• [WHAT IS BEING ASKED] The records follow. Transcribe only the lines from the line containing "Parse this screenshot: output" through the end, both ends included, and leave out the pictures.

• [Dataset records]

— start —

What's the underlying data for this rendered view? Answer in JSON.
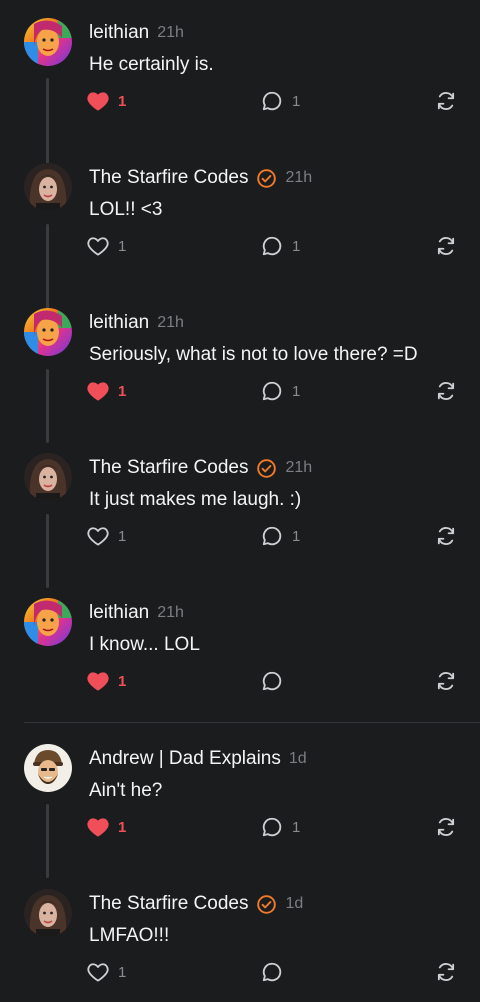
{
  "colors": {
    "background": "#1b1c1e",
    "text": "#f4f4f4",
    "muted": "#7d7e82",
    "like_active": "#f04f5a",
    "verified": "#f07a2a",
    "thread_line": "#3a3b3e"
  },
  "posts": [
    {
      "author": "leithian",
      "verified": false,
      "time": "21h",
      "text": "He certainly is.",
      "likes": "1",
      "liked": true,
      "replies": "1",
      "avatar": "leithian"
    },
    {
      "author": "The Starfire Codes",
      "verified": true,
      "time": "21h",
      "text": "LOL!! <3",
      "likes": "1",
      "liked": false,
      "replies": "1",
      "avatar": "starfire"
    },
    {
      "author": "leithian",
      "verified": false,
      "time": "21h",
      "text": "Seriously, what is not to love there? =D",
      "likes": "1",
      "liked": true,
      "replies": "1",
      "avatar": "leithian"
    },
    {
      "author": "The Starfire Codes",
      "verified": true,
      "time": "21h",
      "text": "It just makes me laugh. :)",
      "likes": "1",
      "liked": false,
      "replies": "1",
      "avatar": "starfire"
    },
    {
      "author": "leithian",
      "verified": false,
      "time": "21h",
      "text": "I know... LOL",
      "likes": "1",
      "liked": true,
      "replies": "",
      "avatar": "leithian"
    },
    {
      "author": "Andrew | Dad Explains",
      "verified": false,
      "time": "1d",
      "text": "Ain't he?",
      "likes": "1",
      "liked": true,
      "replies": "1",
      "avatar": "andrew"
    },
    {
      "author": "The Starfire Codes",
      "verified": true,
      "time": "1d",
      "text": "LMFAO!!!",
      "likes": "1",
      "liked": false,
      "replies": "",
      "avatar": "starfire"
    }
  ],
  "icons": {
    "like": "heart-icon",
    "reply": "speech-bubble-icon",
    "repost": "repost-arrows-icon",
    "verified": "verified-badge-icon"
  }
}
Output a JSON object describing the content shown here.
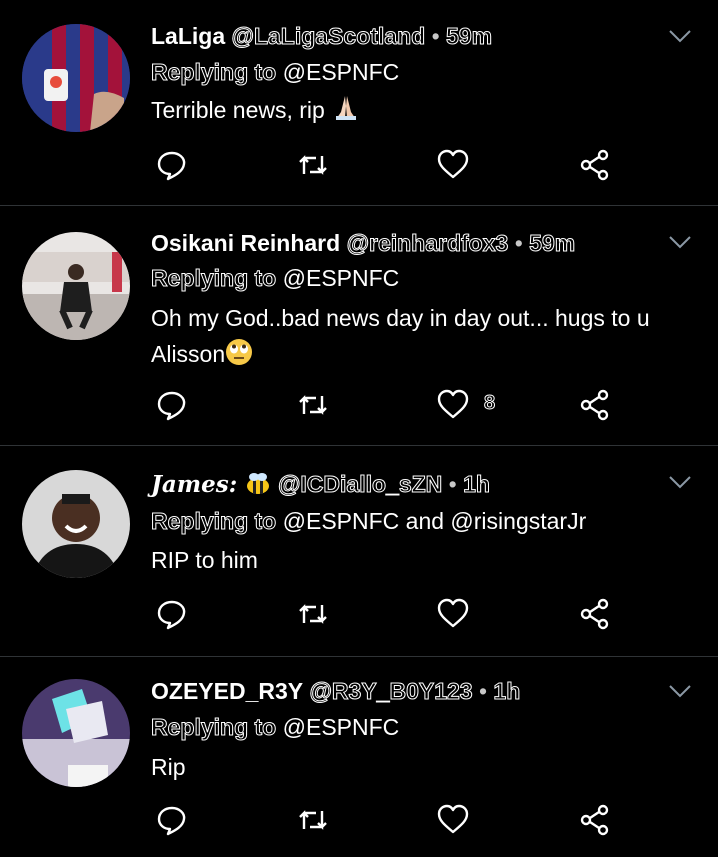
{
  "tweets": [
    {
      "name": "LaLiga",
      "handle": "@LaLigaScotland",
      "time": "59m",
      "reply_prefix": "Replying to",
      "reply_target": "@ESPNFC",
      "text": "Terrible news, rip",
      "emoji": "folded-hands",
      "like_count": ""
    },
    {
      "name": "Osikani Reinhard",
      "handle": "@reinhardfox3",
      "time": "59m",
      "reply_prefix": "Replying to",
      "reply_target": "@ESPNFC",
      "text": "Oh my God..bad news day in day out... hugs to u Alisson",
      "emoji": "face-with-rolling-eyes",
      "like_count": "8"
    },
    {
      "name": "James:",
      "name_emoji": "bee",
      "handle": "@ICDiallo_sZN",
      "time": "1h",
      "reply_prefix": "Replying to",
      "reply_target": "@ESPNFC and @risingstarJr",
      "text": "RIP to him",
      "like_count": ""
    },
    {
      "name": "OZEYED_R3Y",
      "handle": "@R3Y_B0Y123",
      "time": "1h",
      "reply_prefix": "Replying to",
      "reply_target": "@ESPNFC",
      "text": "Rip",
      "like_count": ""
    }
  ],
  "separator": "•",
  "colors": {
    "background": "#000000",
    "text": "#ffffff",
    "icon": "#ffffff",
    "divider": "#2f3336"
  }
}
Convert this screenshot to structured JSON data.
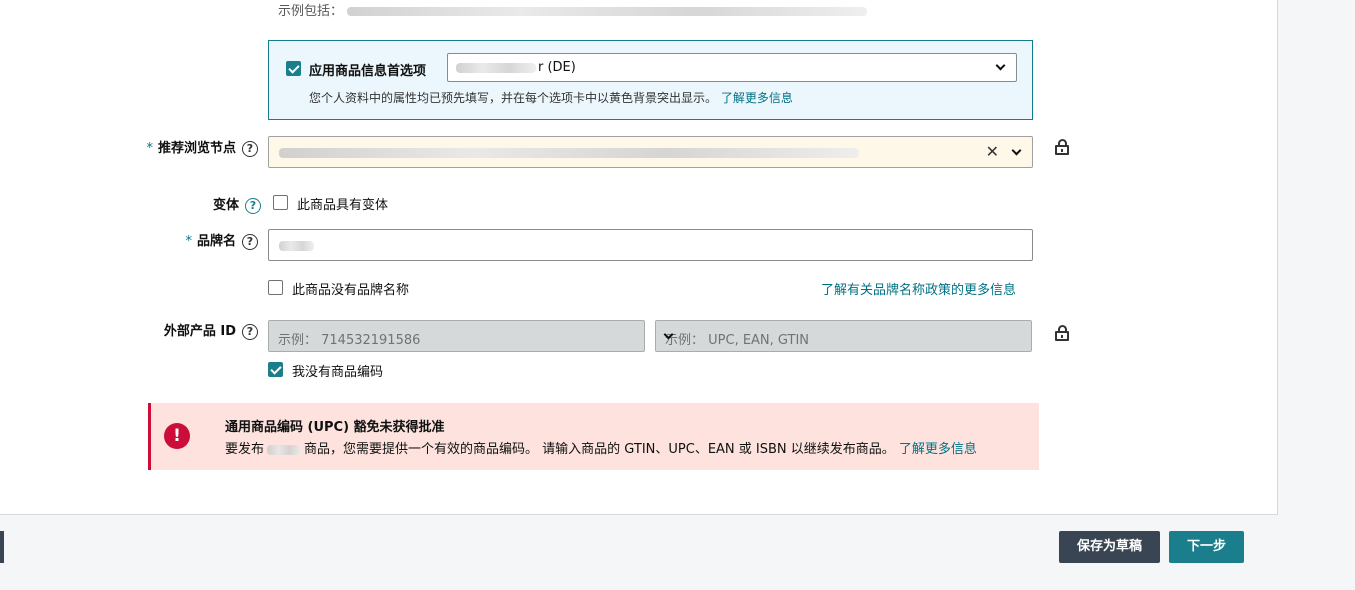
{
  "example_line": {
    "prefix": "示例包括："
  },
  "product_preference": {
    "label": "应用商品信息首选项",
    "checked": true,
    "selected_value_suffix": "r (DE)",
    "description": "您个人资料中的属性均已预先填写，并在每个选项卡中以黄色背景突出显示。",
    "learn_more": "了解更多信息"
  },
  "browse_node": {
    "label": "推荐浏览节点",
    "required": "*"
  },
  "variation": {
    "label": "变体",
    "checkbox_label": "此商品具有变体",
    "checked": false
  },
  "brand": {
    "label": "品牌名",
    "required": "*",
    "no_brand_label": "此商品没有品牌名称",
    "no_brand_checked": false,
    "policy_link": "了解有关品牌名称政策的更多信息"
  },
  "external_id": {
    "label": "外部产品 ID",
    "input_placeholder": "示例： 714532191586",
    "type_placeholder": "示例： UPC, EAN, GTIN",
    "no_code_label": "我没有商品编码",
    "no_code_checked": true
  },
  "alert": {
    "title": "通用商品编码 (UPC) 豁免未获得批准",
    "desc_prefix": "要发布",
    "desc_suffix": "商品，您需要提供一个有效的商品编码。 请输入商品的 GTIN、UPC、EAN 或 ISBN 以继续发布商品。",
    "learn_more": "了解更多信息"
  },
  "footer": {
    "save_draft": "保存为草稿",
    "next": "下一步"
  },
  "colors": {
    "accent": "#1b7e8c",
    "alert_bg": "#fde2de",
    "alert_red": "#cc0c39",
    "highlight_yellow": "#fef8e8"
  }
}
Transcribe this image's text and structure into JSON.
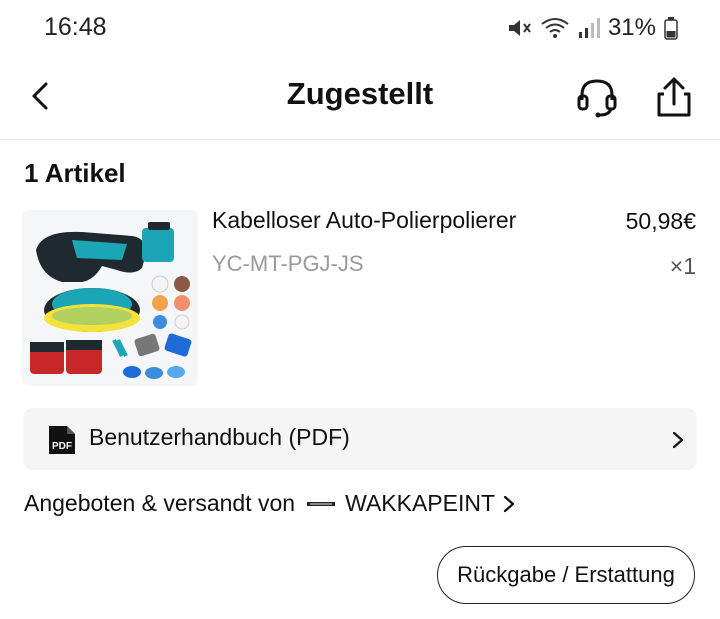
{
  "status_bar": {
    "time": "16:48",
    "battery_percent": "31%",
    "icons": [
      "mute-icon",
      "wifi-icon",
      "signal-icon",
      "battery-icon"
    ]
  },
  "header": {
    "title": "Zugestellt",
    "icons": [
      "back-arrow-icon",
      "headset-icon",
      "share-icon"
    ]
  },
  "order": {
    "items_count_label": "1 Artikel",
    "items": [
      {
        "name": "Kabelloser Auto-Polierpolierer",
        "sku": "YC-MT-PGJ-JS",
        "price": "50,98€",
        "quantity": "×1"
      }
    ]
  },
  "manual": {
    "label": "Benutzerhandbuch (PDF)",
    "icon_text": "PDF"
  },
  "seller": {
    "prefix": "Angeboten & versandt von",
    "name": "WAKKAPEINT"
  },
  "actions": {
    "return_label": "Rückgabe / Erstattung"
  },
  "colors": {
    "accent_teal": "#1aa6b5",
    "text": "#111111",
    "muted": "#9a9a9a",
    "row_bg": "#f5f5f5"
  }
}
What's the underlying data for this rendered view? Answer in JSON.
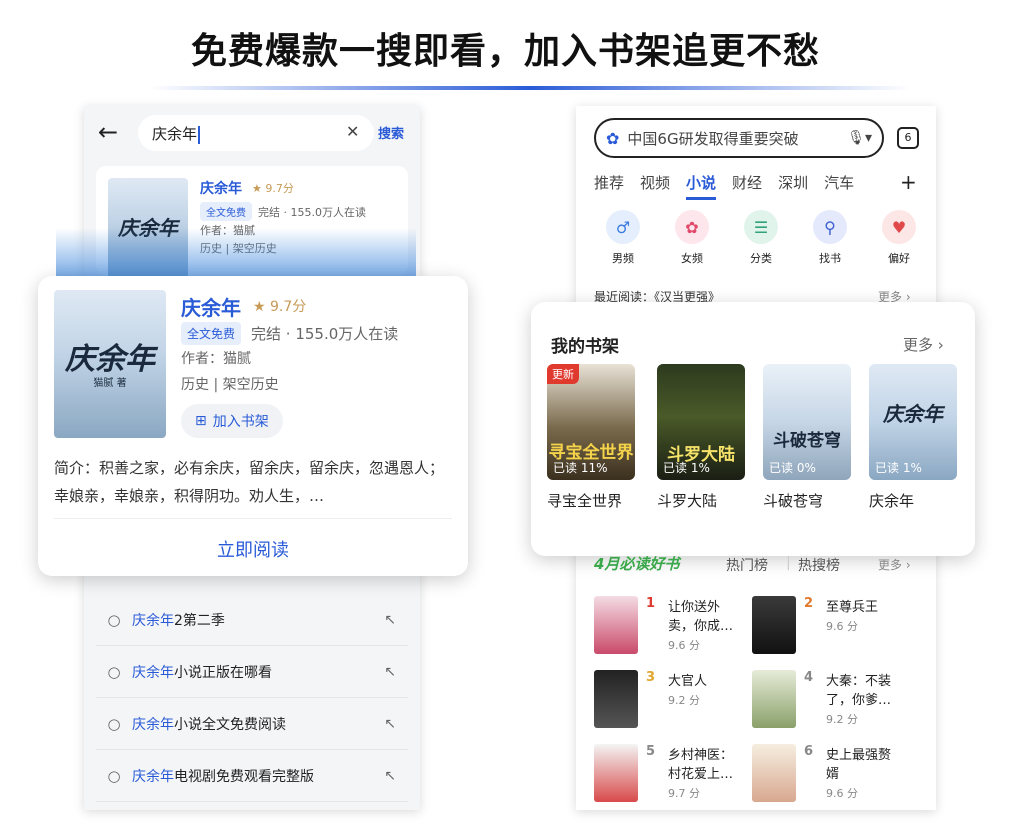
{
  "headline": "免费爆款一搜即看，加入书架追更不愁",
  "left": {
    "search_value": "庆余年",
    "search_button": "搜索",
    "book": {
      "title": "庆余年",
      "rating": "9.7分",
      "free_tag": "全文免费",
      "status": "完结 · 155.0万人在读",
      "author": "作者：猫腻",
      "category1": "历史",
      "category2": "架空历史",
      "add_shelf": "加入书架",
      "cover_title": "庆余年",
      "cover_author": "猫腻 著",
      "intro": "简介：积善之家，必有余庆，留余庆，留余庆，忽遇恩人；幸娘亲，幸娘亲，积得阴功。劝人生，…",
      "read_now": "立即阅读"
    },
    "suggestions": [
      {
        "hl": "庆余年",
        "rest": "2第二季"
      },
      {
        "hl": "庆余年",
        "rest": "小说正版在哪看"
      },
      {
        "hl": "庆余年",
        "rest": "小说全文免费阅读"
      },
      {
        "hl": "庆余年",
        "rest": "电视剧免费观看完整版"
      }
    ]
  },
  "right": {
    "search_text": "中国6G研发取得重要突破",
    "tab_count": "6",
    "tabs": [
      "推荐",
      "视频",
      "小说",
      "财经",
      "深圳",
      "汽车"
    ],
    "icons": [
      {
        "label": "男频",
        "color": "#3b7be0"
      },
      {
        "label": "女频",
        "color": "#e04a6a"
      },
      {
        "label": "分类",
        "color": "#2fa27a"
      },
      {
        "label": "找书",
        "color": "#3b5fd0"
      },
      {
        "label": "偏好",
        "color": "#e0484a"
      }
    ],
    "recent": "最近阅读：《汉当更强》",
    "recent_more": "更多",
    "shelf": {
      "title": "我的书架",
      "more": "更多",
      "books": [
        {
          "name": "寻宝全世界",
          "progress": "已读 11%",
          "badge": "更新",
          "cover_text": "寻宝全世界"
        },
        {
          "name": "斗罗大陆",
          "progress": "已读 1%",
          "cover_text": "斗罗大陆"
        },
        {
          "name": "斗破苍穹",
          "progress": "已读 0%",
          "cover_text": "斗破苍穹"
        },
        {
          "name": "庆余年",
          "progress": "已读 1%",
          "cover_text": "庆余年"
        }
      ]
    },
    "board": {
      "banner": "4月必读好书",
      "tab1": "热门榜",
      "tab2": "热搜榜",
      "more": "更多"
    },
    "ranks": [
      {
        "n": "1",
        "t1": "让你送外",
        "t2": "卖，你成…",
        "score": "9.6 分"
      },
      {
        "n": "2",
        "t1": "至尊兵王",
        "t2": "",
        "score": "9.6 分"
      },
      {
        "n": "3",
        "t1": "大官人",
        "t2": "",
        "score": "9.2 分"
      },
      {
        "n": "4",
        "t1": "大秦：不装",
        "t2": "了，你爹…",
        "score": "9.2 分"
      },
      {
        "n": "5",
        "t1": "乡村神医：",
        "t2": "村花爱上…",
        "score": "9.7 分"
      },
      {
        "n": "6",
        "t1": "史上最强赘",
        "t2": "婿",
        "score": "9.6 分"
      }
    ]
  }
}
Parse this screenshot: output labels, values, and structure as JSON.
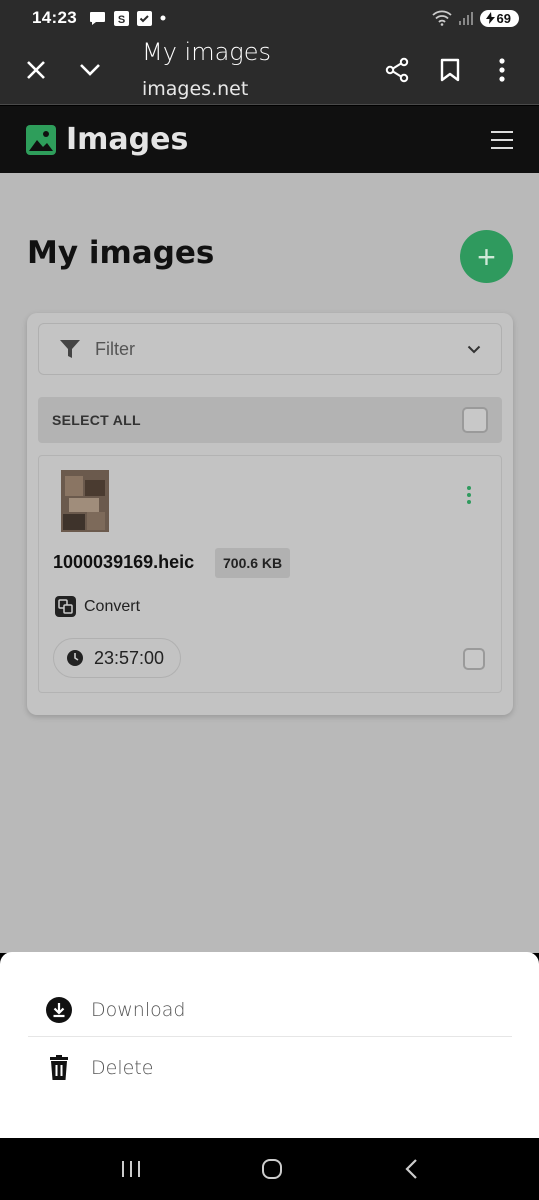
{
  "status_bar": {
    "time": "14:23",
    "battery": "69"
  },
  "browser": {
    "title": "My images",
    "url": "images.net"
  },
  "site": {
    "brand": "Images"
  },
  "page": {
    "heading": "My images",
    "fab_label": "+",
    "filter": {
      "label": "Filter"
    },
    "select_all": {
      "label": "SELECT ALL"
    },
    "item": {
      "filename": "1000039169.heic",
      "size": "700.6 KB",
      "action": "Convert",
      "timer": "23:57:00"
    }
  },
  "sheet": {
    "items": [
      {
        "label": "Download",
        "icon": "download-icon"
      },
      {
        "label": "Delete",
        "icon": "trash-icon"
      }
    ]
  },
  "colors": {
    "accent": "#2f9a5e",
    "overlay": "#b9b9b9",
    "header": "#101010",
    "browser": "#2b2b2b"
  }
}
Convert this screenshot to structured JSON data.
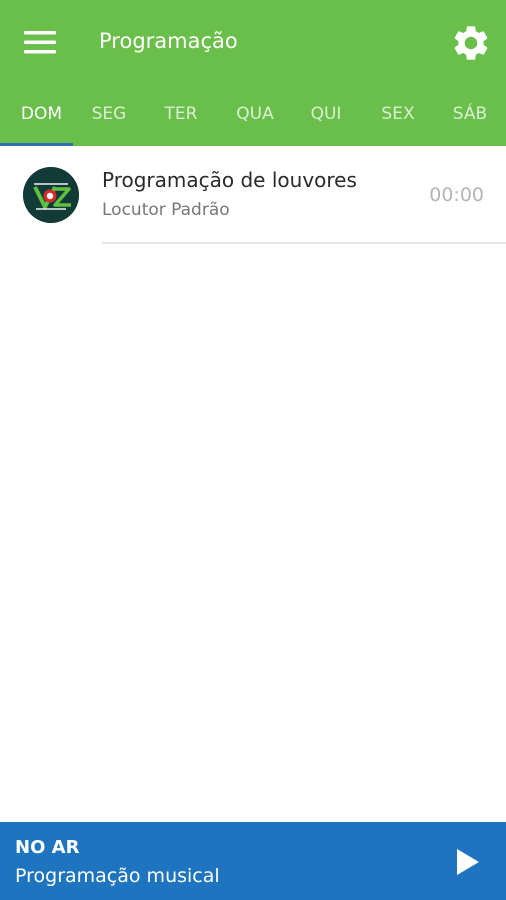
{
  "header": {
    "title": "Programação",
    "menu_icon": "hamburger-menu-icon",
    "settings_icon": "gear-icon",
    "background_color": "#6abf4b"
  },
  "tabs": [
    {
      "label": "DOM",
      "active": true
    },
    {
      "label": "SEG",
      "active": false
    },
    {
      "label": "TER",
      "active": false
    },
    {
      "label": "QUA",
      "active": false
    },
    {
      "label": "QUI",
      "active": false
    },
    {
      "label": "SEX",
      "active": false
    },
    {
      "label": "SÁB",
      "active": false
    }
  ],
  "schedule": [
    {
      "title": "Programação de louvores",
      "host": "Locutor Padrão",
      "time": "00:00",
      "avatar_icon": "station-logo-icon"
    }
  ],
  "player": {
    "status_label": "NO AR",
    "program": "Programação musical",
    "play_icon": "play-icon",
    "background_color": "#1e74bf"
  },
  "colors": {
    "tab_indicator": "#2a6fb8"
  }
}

— end —

• [COMPLETE RESPONSE]
Parse this screenshot: output labels, values, and structure as JSON.
{
  "status_bar": {
    "time": "14:23",
    "battery": "69"
  },
  "browser": {
    "title": "My images",
    "url": "images.net"
  },
  "site": {
    "brand": "Images"
  },
  "page": {
    "heading": "My images",
    "fab_label": "+",
    "filter": {
      "label": "Filter"
    },
    "select_all": {
      "label": "SELECT ALL"
    },
    "item": {
      "filename": "1000039169.heic",
      "size": "700.6 KB",
      "action": "Convert",
      "timer": "23:57:00"
    }
  },
  "sheet": {
    "items": [
      {
        "label": "Download",
        "icon": "download-icon"
      },
      {
        "label": "Delete",
        "icon": "trash-icon"
      }
    ]
  },
  "colors": {
    "accent": "#2f9a5e",
    "overlay": "#b9b9b9",
    "header": "#101010",
    "browser": "#2b2b2b"
  }
}
Convert this screenshot to structured JSON data.
{
  "header": {
    "title": "Programação",
    "menu_icon": "hamburger-menu-icon",
    "settings_icon": "gear-icon",
    "background_color": "#6abf4b"
  },
  "tabs": [
    {
      "label": "DOM",
      "active": true
    },
    {
      "label": "SEG",
      "active": false
    },
    {
      "label": "TER",
      "active": false
    },
    {
      "label": "QUA",
      "active": false
    },
    {
      "label": "QUI",
      "active": false
    },
    {
      "label": "SEX",
      "active": false
    },
    {
      "label": "SÁB",
      "active": false
    }
  ],
  "schedule": [
    {
      "title": "Programação de louvores",
      "host": "Locutor Padrão",
      "time": "00:00",
      "avatar_icon": "station-logo-icon"
    }
  ],
  "player": {
    "status_label": "NO AR",
    "program": "Programação musical",
    "play_icon": "play-icon",
    "background_color": "#1e74bf"
  },
  "colors": {
    "tab_indicator": "#2a6fb8"
  }
}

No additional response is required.